Gather every line below where "dashed" appears.

--- Begin ---

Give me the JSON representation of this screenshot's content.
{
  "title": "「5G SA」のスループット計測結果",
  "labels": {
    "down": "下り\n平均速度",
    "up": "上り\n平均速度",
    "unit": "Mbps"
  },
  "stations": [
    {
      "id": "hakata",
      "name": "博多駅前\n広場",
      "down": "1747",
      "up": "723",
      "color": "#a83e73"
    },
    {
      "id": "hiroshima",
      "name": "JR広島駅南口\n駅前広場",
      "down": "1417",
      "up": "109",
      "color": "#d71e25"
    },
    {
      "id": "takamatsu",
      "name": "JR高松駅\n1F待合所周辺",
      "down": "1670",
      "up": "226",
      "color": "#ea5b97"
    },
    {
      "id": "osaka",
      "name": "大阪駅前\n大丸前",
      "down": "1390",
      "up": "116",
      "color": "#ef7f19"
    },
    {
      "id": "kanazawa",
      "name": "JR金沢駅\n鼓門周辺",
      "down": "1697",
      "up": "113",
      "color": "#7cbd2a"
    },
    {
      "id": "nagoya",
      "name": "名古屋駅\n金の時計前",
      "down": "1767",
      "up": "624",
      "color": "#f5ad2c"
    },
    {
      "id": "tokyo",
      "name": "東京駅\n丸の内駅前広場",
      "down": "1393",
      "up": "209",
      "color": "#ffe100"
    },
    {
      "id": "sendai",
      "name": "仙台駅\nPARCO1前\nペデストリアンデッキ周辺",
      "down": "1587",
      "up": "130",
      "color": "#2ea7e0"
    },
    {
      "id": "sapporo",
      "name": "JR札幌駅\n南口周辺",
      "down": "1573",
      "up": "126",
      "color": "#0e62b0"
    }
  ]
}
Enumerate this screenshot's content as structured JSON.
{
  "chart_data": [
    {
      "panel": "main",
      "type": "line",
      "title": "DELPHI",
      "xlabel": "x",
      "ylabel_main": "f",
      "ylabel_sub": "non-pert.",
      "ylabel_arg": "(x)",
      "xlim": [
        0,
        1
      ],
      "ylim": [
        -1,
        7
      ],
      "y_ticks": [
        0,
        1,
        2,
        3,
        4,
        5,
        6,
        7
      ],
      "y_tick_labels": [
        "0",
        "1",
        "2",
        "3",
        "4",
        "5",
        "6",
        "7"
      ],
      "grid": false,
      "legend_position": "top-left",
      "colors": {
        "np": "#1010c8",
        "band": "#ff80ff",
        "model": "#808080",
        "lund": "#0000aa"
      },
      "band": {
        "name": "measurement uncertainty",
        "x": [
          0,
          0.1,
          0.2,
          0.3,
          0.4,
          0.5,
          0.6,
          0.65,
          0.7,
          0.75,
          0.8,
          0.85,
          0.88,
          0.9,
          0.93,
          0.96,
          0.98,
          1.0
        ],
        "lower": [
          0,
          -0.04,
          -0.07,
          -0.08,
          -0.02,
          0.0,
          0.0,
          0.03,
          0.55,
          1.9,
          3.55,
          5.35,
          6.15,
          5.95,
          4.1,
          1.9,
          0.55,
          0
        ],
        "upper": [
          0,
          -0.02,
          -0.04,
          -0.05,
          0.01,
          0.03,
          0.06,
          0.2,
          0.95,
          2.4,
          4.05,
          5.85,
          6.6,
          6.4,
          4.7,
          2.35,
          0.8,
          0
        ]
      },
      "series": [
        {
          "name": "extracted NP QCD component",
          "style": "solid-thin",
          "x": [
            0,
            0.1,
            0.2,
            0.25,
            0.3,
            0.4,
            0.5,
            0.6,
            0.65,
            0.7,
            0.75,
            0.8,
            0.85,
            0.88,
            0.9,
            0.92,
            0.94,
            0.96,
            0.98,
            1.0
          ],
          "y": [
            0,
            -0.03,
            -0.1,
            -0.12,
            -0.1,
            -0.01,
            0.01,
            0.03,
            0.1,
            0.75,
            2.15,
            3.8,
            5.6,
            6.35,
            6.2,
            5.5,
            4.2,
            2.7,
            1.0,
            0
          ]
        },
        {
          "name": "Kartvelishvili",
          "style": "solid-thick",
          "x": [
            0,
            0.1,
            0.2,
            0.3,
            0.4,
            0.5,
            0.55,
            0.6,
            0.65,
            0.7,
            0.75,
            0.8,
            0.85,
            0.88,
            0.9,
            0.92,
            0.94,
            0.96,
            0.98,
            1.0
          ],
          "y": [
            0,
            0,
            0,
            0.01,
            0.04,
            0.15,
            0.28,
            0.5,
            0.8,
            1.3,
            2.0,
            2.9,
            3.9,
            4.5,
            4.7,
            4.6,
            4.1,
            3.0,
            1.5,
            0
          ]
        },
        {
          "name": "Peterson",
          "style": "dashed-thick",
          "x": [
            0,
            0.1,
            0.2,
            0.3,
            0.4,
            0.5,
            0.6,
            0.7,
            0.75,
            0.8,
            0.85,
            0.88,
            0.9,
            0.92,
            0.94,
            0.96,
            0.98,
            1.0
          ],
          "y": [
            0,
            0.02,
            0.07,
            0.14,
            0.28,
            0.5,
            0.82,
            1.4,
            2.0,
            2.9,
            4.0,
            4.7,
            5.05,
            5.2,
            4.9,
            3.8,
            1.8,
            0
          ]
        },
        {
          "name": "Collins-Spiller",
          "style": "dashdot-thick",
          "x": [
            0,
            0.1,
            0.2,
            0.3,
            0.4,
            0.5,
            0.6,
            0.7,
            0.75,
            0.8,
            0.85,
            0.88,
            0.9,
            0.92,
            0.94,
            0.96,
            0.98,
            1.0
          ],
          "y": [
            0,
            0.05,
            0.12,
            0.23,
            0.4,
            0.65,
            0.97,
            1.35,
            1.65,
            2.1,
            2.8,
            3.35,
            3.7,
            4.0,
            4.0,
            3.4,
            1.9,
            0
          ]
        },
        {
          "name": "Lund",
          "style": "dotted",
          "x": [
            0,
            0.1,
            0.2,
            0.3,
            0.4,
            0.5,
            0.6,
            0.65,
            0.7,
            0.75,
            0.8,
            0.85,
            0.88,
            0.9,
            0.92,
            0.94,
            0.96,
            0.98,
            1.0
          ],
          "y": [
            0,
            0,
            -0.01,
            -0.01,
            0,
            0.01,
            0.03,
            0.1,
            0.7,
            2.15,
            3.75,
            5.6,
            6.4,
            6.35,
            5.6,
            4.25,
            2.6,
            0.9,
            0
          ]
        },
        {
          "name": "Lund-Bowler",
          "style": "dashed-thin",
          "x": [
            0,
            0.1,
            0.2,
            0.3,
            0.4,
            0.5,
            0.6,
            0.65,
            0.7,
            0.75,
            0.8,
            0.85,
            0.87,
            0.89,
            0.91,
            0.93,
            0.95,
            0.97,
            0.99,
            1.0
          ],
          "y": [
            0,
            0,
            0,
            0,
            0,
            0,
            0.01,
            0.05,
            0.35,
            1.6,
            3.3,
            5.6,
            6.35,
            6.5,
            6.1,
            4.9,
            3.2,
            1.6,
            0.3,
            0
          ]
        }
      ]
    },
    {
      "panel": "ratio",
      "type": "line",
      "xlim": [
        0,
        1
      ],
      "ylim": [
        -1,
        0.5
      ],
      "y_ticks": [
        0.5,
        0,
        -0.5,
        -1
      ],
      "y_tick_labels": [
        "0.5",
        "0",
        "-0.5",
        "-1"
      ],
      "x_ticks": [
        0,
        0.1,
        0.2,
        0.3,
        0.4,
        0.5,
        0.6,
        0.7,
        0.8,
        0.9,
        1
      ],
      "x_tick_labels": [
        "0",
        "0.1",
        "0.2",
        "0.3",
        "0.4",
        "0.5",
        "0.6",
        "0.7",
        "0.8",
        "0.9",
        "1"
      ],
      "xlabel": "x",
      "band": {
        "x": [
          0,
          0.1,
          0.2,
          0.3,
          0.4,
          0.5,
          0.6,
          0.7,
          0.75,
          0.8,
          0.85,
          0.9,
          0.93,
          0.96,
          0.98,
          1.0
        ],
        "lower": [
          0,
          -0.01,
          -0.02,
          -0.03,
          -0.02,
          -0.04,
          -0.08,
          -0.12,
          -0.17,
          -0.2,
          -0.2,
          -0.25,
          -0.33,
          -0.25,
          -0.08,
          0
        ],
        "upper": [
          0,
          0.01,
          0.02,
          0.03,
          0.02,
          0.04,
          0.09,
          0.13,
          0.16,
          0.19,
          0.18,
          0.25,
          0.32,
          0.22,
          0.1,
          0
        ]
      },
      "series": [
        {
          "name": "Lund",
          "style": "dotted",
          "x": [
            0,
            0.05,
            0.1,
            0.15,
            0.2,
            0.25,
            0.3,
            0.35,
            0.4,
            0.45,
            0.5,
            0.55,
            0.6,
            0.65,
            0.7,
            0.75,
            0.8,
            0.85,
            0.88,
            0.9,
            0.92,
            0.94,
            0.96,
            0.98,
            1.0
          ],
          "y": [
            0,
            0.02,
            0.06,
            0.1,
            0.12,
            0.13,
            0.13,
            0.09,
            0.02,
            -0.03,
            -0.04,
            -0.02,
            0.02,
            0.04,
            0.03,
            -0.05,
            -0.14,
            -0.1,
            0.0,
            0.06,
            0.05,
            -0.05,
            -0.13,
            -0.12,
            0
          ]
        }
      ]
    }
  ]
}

--- End ---

RESPONSE TO THE EXERCISE:
          "style": "dashed-thick",
          "style": "dashed-thin",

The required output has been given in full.